Layout annotation records
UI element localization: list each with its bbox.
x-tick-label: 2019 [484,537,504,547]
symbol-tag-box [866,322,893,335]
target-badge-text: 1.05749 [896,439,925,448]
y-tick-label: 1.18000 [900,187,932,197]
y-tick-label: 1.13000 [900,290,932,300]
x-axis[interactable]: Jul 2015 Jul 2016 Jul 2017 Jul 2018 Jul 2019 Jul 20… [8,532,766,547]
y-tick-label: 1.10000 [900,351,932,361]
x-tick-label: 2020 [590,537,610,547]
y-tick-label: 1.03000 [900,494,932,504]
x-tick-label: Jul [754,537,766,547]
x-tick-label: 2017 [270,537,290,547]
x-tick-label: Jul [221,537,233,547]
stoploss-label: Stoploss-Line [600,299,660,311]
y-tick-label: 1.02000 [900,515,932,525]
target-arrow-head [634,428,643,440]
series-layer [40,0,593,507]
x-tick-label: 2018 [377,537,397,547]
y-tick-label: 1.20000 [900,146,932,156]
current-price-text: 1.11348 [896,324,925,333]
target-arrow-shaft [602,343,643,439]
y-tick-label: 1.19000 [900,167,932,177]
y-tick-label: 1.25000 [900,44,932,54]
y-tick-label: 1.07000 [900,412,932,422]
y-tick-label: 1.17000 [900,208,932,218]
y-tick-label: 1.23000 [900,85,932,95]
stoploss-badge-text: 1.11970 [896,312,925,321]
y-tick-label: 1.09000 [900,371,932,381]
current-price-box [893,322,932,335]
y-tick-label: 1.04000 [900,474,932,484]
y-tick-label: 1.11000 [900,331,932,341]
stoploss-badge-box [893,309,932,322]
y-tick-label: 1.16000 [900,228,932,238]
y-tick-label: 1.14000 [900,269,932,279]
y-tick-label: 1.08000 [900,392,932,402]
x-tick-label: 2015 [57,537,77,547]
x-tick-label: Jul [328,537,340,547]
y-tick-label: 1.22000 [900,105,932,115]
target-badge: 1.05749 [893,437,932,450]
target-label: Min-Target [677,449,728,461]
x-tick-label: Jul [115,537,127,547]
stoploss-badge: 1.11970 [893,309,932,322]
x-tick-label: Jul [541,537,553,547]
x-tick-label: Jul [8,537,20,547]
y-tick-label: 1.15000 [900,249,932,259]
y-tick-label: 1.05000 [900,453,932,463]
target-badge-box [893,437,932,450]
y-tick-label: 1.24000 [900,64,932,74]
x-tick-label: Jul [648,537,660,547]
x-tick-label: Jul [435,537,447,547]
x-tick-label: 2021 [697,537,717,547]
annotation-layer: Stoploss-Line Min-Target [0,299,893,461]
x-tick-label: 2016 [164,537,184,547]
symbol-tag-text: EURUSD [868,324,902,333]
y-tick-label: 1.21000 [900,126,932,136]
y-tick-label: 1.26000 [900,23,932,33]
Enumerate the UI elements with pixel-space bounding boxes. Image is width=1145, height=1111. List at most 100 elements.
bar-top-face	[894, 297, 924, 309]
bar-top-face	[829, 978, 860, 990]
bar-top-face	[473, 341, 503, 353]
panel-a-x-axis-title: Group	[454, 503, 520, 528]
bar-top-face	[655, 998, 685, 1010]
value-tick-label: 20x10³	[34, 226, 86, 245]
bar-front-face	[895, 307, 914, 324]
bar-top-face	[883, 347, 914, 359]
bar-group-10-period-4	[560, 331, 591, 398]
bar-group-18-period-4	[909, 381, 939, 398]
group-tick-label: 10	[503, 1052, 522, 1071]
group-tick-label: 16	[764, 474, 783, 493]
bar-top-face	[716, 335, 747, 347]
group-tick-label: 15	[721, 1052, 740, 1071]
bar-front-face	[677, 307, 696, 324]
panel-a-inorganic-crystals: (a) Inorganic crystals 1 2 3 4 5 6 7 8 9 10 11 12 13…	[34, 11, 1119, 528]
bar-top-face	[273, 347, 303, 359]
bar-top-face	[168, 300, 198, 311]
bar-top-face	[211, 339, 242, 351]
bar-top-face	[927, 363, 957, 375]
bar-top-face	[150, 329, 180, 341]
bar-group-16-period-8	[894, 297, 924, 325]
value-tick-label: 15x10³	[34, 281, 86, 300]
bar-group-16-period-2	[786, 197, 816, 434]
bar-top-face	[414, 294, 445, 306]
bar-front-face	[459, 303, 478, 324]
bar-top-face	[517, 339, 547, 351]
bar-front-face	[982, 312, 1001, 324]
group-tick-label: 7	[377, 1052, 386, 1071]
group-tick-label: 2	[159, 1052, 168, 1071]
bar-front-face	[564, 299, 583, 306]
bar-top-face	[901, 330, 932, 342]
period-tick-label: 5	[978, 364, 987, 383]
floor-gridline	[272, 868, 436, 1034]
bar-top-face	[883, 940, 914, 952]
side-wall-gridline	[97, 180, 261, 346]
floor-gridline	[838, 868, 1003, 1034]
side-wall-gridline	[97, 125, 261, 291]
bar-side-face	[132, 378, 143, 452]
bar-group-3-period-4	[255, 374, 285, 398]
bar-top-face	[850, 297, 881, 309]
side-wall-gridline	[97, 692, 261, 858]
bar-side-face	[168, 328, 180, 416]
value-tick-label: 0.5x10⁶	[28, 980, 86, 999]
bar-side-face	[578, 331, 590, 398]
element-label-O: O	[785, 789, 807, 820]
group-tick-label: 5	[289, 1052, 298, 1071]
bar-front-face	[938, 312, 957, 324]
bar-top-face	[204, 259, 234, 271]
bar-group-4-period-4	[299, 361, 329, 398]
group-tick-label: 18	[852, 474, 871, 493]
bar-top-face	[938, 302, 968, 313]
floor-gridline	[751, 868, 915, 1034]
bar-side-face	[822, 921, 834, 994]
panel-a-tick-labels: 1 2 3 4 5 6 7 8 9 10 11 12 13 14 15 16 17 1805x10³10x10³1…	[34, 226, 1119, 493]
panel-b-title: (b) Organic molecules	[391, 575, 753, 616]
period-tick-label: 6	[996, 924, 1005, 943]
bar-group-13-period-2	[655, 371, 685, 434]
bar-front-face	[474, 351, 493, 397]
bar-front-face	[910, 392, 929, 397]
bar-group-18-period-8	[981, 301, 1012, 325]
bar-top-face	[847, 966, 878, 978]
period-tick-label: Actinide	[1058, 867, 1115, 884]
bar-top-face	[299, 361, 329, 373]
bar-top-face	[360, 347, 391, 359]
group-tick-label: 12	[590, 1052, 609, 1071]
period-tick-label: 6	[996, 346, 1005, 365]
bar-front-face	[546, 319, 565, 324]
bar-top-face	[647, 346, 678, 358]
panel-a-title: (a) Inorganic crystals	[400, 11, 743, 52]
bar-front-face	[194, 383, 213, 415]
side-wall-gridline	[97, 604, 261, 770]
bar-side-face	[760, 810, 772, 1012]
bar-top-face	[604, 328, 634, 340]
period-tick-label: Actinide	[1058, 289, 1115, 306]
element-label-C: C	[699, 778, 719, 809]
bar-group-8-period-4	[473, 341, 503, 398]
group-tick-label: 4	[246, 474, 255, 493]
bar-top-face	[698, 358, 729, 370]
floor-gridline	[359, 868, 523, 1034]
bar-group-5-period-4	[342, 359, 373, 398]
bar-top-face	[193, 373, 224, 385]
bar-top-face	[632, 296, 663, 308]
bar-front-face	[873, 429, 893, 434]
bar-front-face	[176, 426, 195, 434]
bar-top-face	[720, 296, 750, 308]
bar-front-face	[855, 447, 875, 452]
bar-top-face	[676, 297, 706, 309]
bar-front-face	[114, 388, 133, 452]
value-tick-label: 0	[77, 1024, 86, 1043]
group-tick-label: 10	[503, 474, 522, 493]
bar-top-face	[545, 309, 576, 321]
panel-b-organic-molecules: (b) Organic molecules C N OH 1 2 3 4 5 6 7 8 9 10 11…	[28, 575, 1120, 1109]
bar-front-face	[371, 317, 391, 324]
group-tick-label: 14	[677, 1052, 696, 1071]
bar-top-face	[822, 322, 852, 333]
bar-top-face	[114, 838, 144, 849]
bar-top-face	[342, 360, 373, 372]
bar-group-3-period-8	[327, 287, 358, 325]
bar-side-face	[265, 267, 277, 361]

→ Set problem: Rewrite the lines from the start of the records through the line that contains "stoploss-label: Stoploss-Line [600,299,660,311]", inclusive, changing every "y-tick-label" to "y-axis-label" and leaving everything else unchanged.

→ Result of the task:
UI element localization: list each with its bbox.
x-tick-label: 2019 [484,537,504,547]
symbol-tag-box [866,322,893,335]
target-badge-text: 1.05749 [896,439,925,448]
y-axis-label: 1.18000 [900,187,932,197]
y-axis-label: 1.13000 [900,290,932,300]
x-axis[interactable]: Jul 2015 Jul 2016 Jul 2017 Jul 2018 Jul 2019 Jul 20… [8,532,766,547]
y-axis-label: 1.10000 [900,351,932,361]
x-tick-label: 2020 [590,537,610,547]
y-axis-label: 1.03000 [900,494,932,504]
x-tick-label: Jul [754,537,766,547]
x-tick-label: 2017 [270,537,290,547]
x-tick-label: Jul [221,537,233,547]
stoploss-label: Stoploss-Line [600,299,660,311]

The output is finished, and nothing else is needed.